>> begin Given information

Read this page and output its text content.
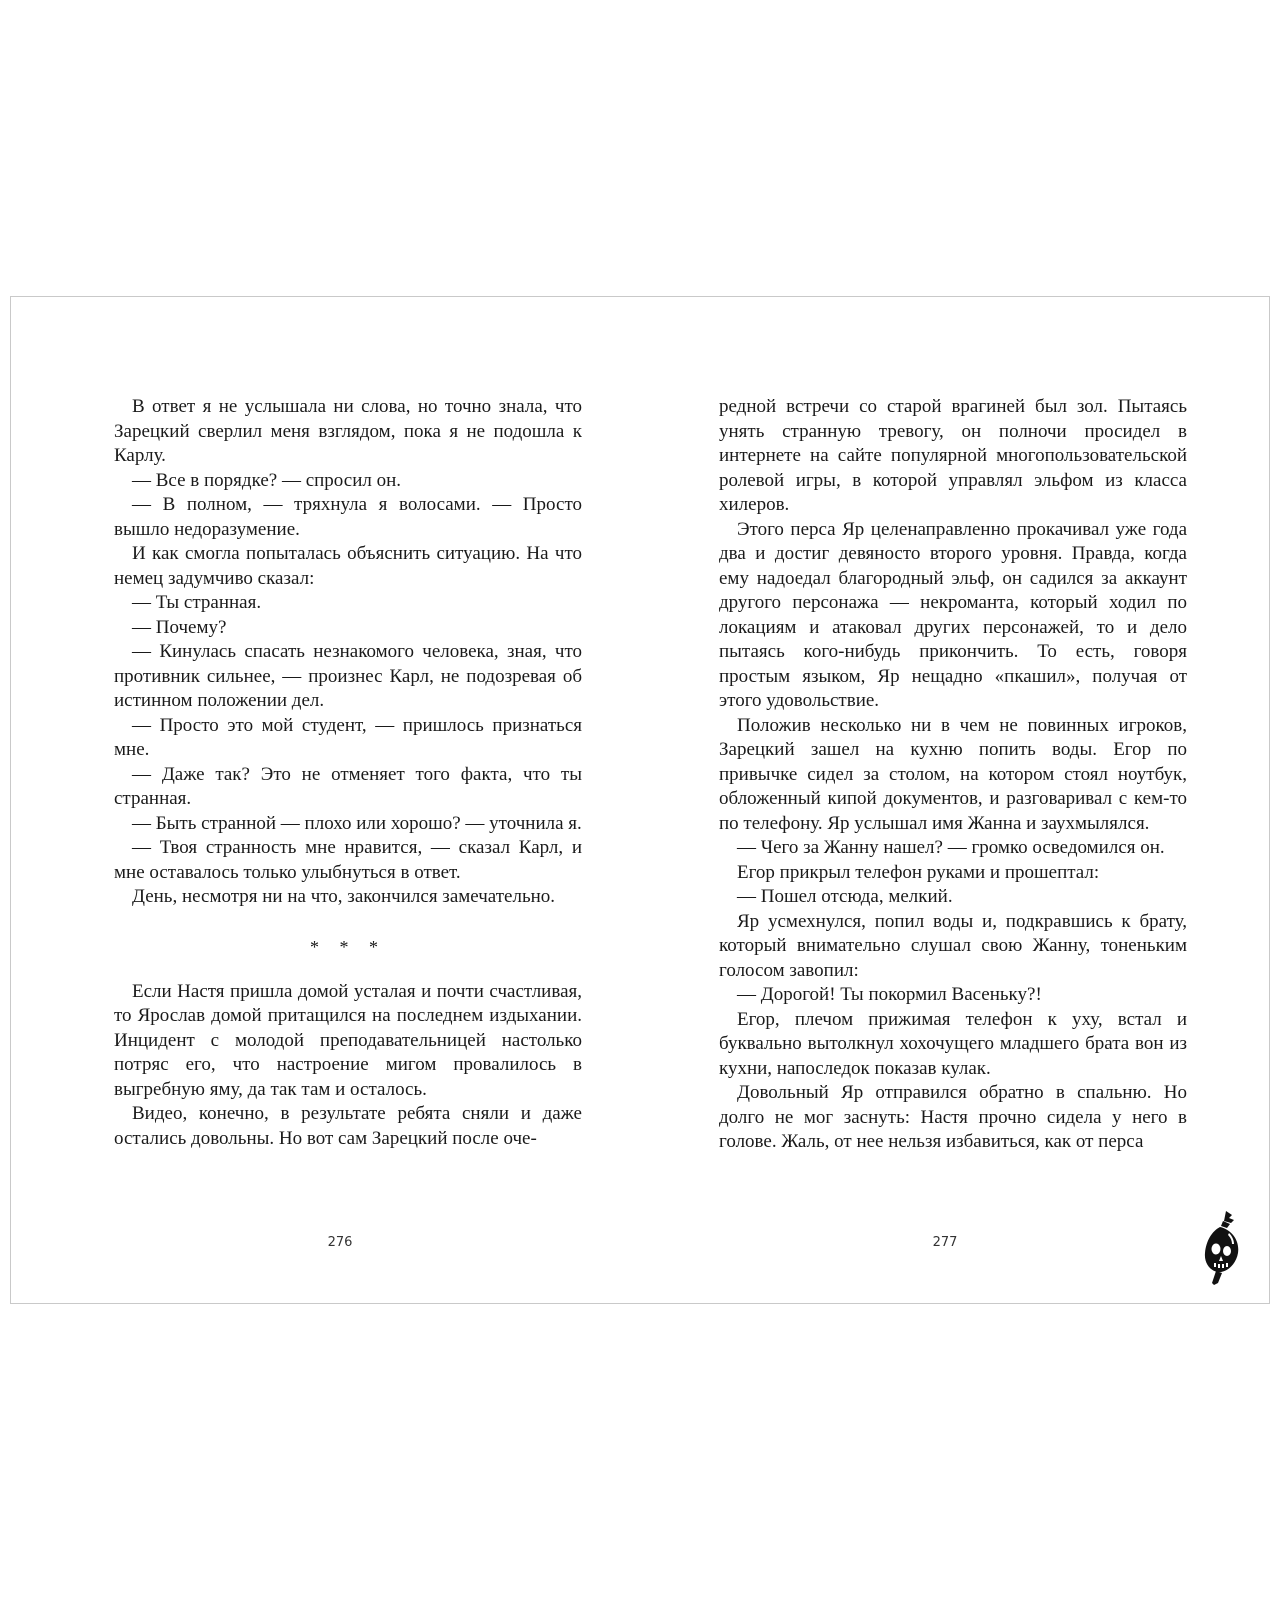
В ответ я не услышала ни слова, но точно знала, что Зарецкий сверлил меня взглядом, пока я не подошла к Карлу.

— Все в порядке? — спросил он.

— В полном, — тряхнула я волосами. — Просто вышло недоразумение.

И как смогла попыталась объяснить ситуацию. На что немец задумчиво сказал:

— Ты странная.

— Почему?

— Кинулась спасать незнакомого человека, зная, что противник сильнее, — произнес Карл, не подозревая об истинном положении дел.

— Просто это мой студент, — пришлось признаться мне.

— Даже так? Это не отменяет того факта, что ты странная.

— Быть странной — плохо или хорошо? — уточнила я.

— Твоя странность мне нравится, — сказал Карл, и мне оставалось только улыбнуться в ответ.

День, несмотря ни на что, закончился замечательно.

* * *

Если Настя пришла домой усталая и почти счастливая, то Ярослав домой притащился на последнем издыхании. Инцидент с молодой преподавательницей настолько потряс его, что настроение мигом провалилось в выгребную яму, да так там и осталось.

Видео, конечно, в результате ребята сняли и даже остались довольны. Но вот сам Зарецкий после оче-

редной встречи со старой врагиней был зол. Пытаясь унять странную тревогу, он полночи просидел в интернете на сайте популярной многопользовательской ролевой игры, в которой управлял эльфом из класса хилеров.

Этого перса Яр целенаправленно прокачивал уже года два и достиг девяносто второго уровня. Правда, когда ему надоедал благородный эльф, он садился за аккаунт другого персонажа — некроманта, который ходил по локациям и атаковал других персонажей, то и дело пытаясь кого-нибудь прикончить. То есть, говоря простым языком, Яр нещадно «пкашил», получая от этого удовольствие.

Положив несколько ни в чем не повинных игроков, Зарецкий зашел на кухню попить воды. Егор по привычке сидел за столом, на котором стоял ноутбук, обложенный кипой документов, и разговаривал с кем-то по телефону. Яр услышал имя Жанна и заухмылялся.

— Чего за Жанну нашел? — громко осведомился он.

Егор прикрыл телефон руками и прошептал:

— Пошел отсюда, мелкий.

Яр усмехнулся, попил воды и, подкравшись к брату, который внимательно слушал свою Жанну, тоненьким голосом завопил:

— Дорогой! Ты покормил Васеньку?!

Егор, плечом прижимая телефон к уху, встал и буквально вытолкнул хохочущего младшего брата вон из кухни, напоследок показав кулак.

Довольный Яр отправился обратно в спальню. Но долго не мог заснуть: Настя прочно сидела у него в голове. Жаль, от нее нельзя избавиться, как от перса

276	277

>> end Given information

== Problem to work on ==
Filter the entries above down to the lines containing the word "Зарецкий".

== Full answer ==
В ответ я не услышала ни слова, но точно знала, что Зарецкий сверлил меня взглядом, пока я не подошла к Карлу.
Видео, конечно, в результате ребята сняли и даже остались довольны. Но вот сам Зарецкий после оче-
Положив несколько ни в чем не повинных игроков, Зарецкий зашел на кухню попить воды. Егор по привычке сидел за столом, на котором стоял ноутбук, обложенный кипой документов, и разговаривал с кем-то по телефону. Яр услышал имя Жанна и заухмылялся.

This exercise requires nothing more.